■ What you need to do: Copy the records below exactly, omitting any pictures they contain.

■ Provided records:
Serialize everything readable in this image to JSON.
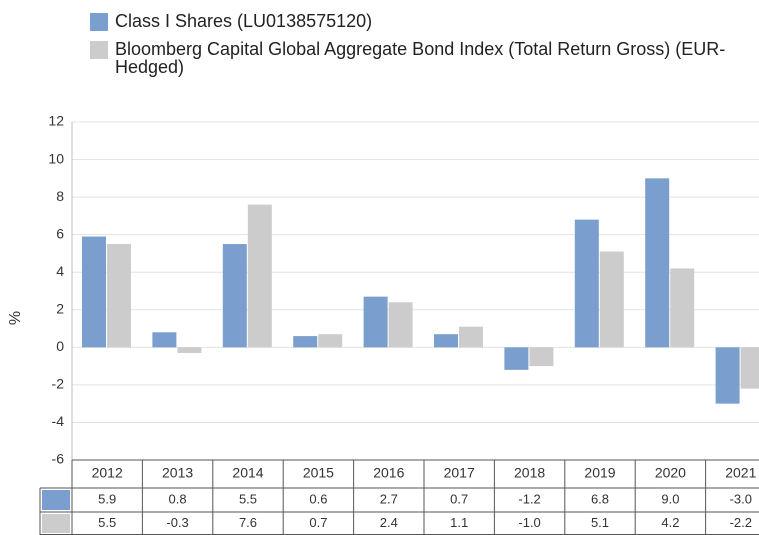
{
  "chart_data": {
    "type": "bar",
    "categories": [
      "2012",
      "2013",
      "2014",
      "2015",
      "2016",
      "2017",
      "2018",
      "2019",
      "2020",
      "2021"
    ],
    "series": [
      {
        "name": "Class I Shares (LU0138575120)",
        "color": "#7a9fcf",
        "values": [
          5.9,
          0.8,
          5.5,
          0.6,
          2.7,
          0.7,
          -1.2,
          6.8,
          9.0,
          -3.0
        ],
        "value_labels": [
          "5.9",
          "0.8",
          "5.5",
          "0.6",
          "2.7",
          "0.7",
          "-1.2",
          "6.8",
          "9.0",
          "-3.0"
        ]
      },
      {
        "name": "Bloomberg Capital Global Aggregate Bond Index (Total Return Gross) (EUR-Hedged)",
        "color": "#cccccc",
        "values": [
          5.5,
          -0.3,
          7.6,
          0.7,
          2.4,
          1.1,
          -1.0,
          5.1,
          4.2,
          -2.2
        ],
        "value_labels": [
          "5.5",
          "-0.3",
          "7.6",
          "0.7",
          "2.4",
          "1.1",
          "-1.0",
          "5.1",
          "4.2",
          "-2.2"
        ]
      }
    ],
    "y_label": "%",
    "ylim": [
      -6,
      12
    ],
    "yticks": [
      -6,
      -4,
      -2,
      0,
      2,
      4,
      6,
      8,
      10,
      12
    ],
    "grid": true
  }
}
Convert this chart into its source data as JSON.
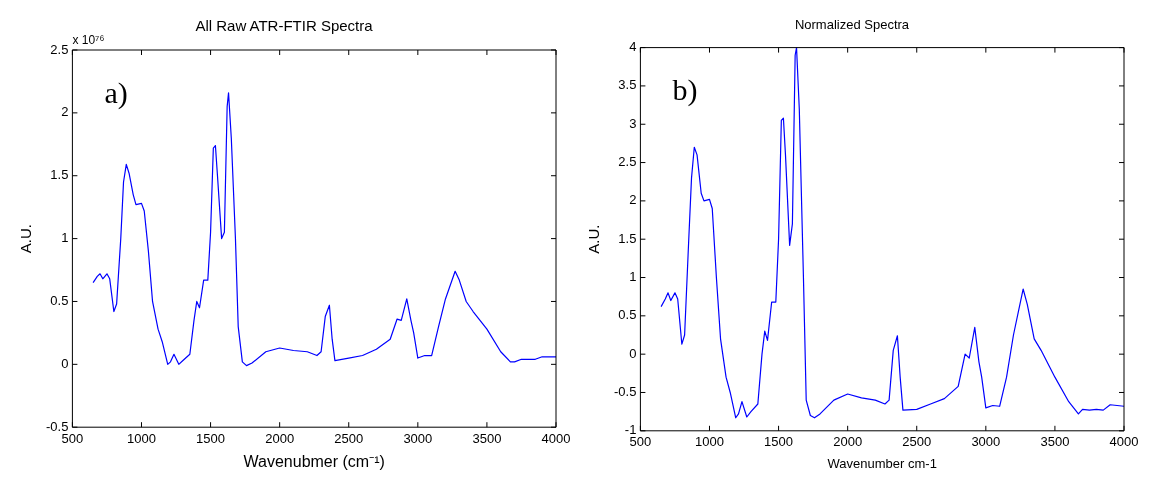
{
  "chart_data": [
    {
      "type": "line",
      "title": "All Raw ATR-FTIR Spectra",
      "xlabel": "Wavenubmer (cm⁻¹)",
      "ylabel": "A.U.",
      "annotations": [
        "a)",
        "x 10⁷⁶"
      ],
      "xlim": [
        500,
        4000
      ],
      "xticks": [
        500,
        1000,
        1500,
        2000,
        2500,
        3000,
        3500,
        4000
      ],
      "ylim": [
        -0.5,
        2.5
      ],
      "yticks": [
        -0.5,
        0,
        0.5,
        1,
        1.5,
        2,
        2.5
      ],
      "grid": false,
      "legend": false,
      "marker": "none",
      "line_style": "solid",
      "series": [
        {
          "color": "#0000ff",
          "x": [
            650,
            680,
            700,
            720,
            750,
            770,
            800,
            820,
            850,
            870,
            890,
            910,
            940,
            960,
            1000,
            1020,
            1050,
            1080,
            1120,
            1150,
            1190,
            1210,
            1235,
            1270,
            1300,
            1350,
            1380,
            1400,
            1420,
            1450,
            1480,
            1500,
            1520,
            1535,
            1550,
            1580,
            1600,
            1620,
            1630,
            1650,
            1680,
            1700,
            1730,
            1760,
            1800,
            1900,
            2000,
            2100,
            2200,
            2270,
            2300,
            2330,
            2360,
            2380,
            2400,
            2500,
            2600,
            2700,
            2800,
            2850,
            2880,
            2920,
            2950,
            2970,
            3000,
            3050,
            3100,
            3150,
            3200,
            3270,
            3300,
            3350,
            3400,
            3500,
            3600,
            3670,
            3700,
            3750,
            3800,
            3850,
            3900,
            4000
          ],
          "values": [
            0.65,
            0.7,
            0.72,
            0.68,
            0.72,
            0.68,
            0.42,
            0.48,
            1.0,
            1.45,
            1.59,
            1.52,
            1.35,
            1.27,
            1.28,
            1.22,
            0.9,
            0.5,
            0.28,
            0.18,
            0.0,
            0.02,
            0.08,
            0.0,
            0.03,
            0.08,
            0.35,
            0.5,
            0.45,
            0.67,
            0.67,
            1.05,
            1.72,
            1.74,
            1.5,
            1.0,
            1.05,
            2.05,
            2.16,
            1.8,
            1.0,
            0.3,
            0.02,
            -0.01,
            0.01,
            0.1,
            0.13,
            0.11,
            0.1,
            0.07,
            0.1,
            0.38,
            0.47,
            0.2,
            0.03,
            0.05,
            0.07,
            0.12,
            0.2,
            0.36,
            0.35,
            0.52,
            0.35,
            0.25,
            0.05,
            0.07,
            0.07,
            0.3,
            0.52,
            0.74,
            0.67,
            0.5,
            0.42,
            0.28,
            0.1,
            0.02,
            0.02,
            0.04,
            0.04,
            0.04,
            0.06,
            0.06
          ]
        }
      ]
    },
    {
      "type": "line",
      "title": "Normalized Spectra",
      "xlabel": "Wavenumber cm-1",
      "ylabel": "A.U.",
      "annotations": [
        "b)"
      ],
      "xlim": [
        500,
        4000
      ],
      "xticks": [
        500,
        1000,
        1500,
        2000,
        2500,
        3000,
        3500,
        4000
      ],
      "ylim": [
        -1,
        4
      ],
      "yticks": [
        -1,
        -0.5,
        0,
        0.5,
        1,
        1.5,
        2,
        2.5,
        3,
        3.5,
        4
      ],
      "grid": false,
      "legend": false,
      "marker": "none",
      "line_style": "solid",
      "series": [
        {
          "color": "#0000ff",
          "x": [
            650,
            680,
            700,
            720,
            750,
            770,
            800,
            820,
            850,
            870,
            890,
            910,
            940,
            960,
            1000,
            1020,
            1050,
            1080,
            1120,
            1150,
            1190,
            1210,
            1235,
            1270,
            1300,
            1350,
            1380,
            1400,
            1420,
            1450,
            1480,
            1500,
            1520,
            1535,
            1550,
            1580,
            1600,
            1620,
            1630,
            1650,
            1680,
            1700,
            1730,
            1760,
            1800,
            1900,
            2000,
            2100,
            2200,
            2270,
            2300,
            2330,
            2360,
            2380,
            2400,
            2500,
            2600,
            2700,
            2800,
            2850,
            2880,
            2920,
            2950,
            2970,
            3000,
            3050,
            3100,
            3150,
            3200,
            3270,
            3300,
            3350,
            3400,
            3500,
            3600,
            3670,
            3700,
            3750,
            3800,
            3850,
            3900,
            4000
          ],
          "values": [
            0.62,
            0.72,
            0.8,
            0.7,
            0.8,
            0.72,
            0.13,
            0.25,
            1.5,
            2.3,
            2.7,
            2.6,
            2.1,
            2.0,
            2.02,
            1.9,
            1.0,
            0.2,
            -0.3,
            -0.5,
            -0.83,
            -0.78,
            -0.62,
            -0.82,
            -0.75,
            -0.65,
            0.0,
            0.3,
            0.18,
            0.68,
            0.68,
            1.5,
            3.05,
            3.08,
            2.6,
            1.42,
            1.7,
            3.9,
            4.0,
            3.2,
            1.0,
            -0.6,
            -0.8,
            -0.83,
            -0.78,
            -0.6,
            -0.52,
            -0.57,
            -0.6,
            -0.65,
            -0.6,
            0.05,
            0.24,
            -0.3,
            -0.73,
            -0.72,
            -0.65,
            -0.58,
            -0.42,
            0.0,
            -0.05,
            0.35,
            -0.1,
            -0.3,
            -0.7,
            -0.67,
            -0.68,
            -0.3,
            0.25,
            0.85,
            0.65,
            0.2,
            0.05,
            -0.3,
            -0.62,
            -0.78,
            -0.72,
            -0.73,
            -0.72,
            -0.73,
            -0.66,
            -0.68
          ]
        }
      ]
    }
  ]
}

■ Reply:
Serialize everything readable in this image to JSON.
{
  "chart_data": {
    "type": "bar",
    "categories": [
      "2012",
      "2013",
      "2014",
      "2015",
      "2016",
      "2017",
      "2018",
      "2019",
      "2020",
      "2021"
    ],
    "series": [
      {
        "name": "Class I Shares (LU0138575120)",
        "color": "#7a9fcf",
        "values": [
          5.9,
          0.8,
          5.5,
          0.6,
          2.7,
          0.7,
          -1.2,
          6.8,
          9.0,
          -3.0
        ],
        "value_labels": [
          "5.9",
          "0.8",
          "5.5",
          "0.6",
          "2.7",
          "0.7",
          "-1.2",
          "6.8",
          "9.0",
          "-3.0"
        ]
      },
      {
        "name": "Bloomberg Capital Global Aggregate Bond Index (Total Return Gross) (EUR-Hedged)",
        "color": "#cccccc",
        "values": [
          5.5,
          -0.3,
          7.6,
          0.7,
          2.4,
          1.1,
          -1.0,
          5.1,
          4.2,
          -2.2
        ],
        "value_labels": [
          "5.5",
          "-0.3",
          "7.6",
          "0.7",
          "2.4",
          "1.1",
          "-1.0",
          "5.1",
          "4.2",
          "-2.2"
        ]
      }
    ],
    "y_label": "%",
    "ylim": [
      -6,
      12
    ],
    "yticks": [
      -6,
      -4,
      -2,
      0,
      2,
      4,
      6,
      8,
      10,
      12
    ],
    "grid": true
  }
}
Convert this chart into its source data as JSON.
{
  "chart_data": [
    {
      "type": "line",
      "title": "All Raw ATR-FTIR Spectra",
      "xlabel": "Wavenubmer (cm⁻¹)",
      "ylabel": "A.U.",
      "annotations": [
        "a)",
        "x 10⁷⁶"
      ],
      "xlim": [
        500,
        4000
      ],
      "xticks": [
        500,
        1000,
        1500,
        2000,
        2500,
        3000,
        3500,
        4000
      ],
      "ylim": [
        -0.5,
        2.5
      ],
      "yticks": [
        -0.5,
        0,
        0.5,
        1,
        1.5,
        2,
        2.5
      ],
      "grid": false,
      "legend": false,
      "marker": "none",
      "line_style": "solid",
      "series": [
        {
          "color": "#0000ff",
          "x": [
            650,
            680,
            700,
            720,
            750,
            770,
            800,
            820,
            850,
            870,
            890,
            910,
            940,
            960,
            1000,
            1020,
            1050,
            1080,
            1120,
            1150,
            1190,
            1210,
            1235,
            1270,
            1300,
            1350,
            1380,
            1400,
            1420,
            1450,
            1480,
            1500,
            1520,
            1535,
            1550,
            1580,
            1600,
            1620,
            1630,
            1650,
            1680,
            1700,
            1730,
            1760,
            1800,
            1900,
            2000,
            2100,
            2200,
            2270,
            2300,
            2330,
            2360,
            2380,
            2400,
            2500,
            2600,
            2700,
            2800,
            2850,
            2880,
            2920,
            2950,
            2970,
            3000,
            3050,
            3100,
            3150,
            3200,
            3270,
            3300,
            3350,
            3400,
            3500,
            3600,
            3670,
            3700,
            3750,
            3800,
            3850,
            3900,
            4000
          ],
          "values": [
            0.65,
            0.7,
            0.72,
            0.68,
            0.72,
            0.68,
            0.42,
            0.48,
            1.0,
            1.45,
            1.59,
            1.52,
            1.35,
            1.27,
            1.28,
            1.22,
            0.9,
            0.5,
            0.28,
            0.18,
            0.0,
            0.02,
            0.08,
            0.0,
            0.03,
            0.08,
            0.35,
            0.5,
            0.45,
            0.67,
            0.67,
            1.05,
            1.72,
            1.74,
            1.5,
            1.0,
            1.05,
            2.05,
            2.16,
            1.8,
            1.0,
            0.3,
            0.02,
            -0.01,
            0.01,
            0.1,
            0.13,
            0.11,
            0.1,
            0.07,
            0.1,
            0.38,
            0.47,
            0.2,
            0.03,
            0.05,
            0.07,
            0.12,
            0.2,
            0.36,
            0.35,
            0.52,
            0.35,
            0.25,
            0.05,
            0.07,
            0.07,
            0.3,
            0.52,
            0.74,
            0.67,
            0.5,
            0.42,
            0.28,
            0.1,
            0.02,
            0.02,
            0.04,
            0.04,
            0.04,
            0.06,
            0.06
          ]
        }
      ]
    },
    {
      "type": "line",
      "title": "Normalized Spectra",
      "xlabel": "Wavenumber cm-1",
      "ylabel": "A.U.",
      "annotations": [
        "b)"
      ],
      "xlim": [
        500,
        4000
      ],
      "xticks": [
        500,
        1000,
        1500,
        2000,
        2500,
        3000,
        3500,
        4000
      ],
      "ylim": [
        -1,
        4
      ],
      "yticks": [
        -1,
        -0.5,
        0,
        0.5,
        1,
        1.5,
        2,
        2.5,
        3,
        3.5,
        4
      ],
      "grid": false,
      "legend": false,
      "marker": "none",
      "line_style": "solid",
      "series": [
        {
          "color": "#0000ff",
          "x": [
            650,
            680,
            700,
            720,
            750,
            770,
            800,
            820,
            850,
            870,
            890,
            910,
            940,
            960,
            1000,
            1020,
            1050,
            1080,
            1120,
            1150,
            1190,
            1210,
            1235,
            1270,
            1300,
            1350,
            1380,
            1400,
            1420,
            1450,
            1480,
            1500,
            1520,
            1535,
            1550,
            1580,
            1600,
            1620,
            1630,
            1650,
            1680,
            1700,
            1730,
            1760,
            1800,
            1900,
            2000,
            2100,
            2200,
            2270,
            2300,
            2330,
            2360,
            2380,
            2400,
            2500,
            2600,
            2700,
            2800,
            2850,
            2880,
            2920,
            2950,
            2970,
            3000,
            3050,
            3100,
            3150,
            3200,
            3270,
            3300,
            3350,
            3400,
            3500,
            3600,
            3670,
            3700,
            3750,
            3800,
            3850,
            3900,
            4000
          ],
          "values": [
            0.62,
            0.72,
            0.8,
            0.7,
            0.8,
            0.72,
            0.13,
            0.25,
            1.5,
            2.3,
            2.7,
            2.6,
            2.1,
            2.0,
            2.02,
            1.9,
            1.0,
            0.2,
            -0.3,
            -0.5,
            -0.83,
            -0.78,
            -0.62,
            -0.82,
            -0.75,
            -0.65,
            0.0,
            0.3,
            0.18,
            0.68,
            0.68,
            1.5,
            3.05,
            3.08,
            2.6,
            1.42,
            1.7,
            3.9,
            4.0,
            3.2,
            1.0,
            -0.6,
            -0.8,
            -0.83,
            -0.78,
            -0.6,
            -0.52,
            -0.57,
            -0.6,
            -0.65,
            -0.6,
            0.05,
            0.24,
            -0.3,
            -0.73,
            -0.72,
            -0.65,
            -0.58,
            -0.42,
            0.0,
            -0.05,
            0.35,
            -0.1,
            -0.3,
            -0.7,
            -0.67,
            -0.68,
            -0.3,
            0.25,
            0.85,
            0.65,
            0.2,
            0.05,
            -0.3,
            -0.62,
            -0.78,
            -0.72,
            -0.73,
            -0.72,
            -0.73,
            -0.66,
            -0.68
          ]
        }
      ]
    }
  ]
}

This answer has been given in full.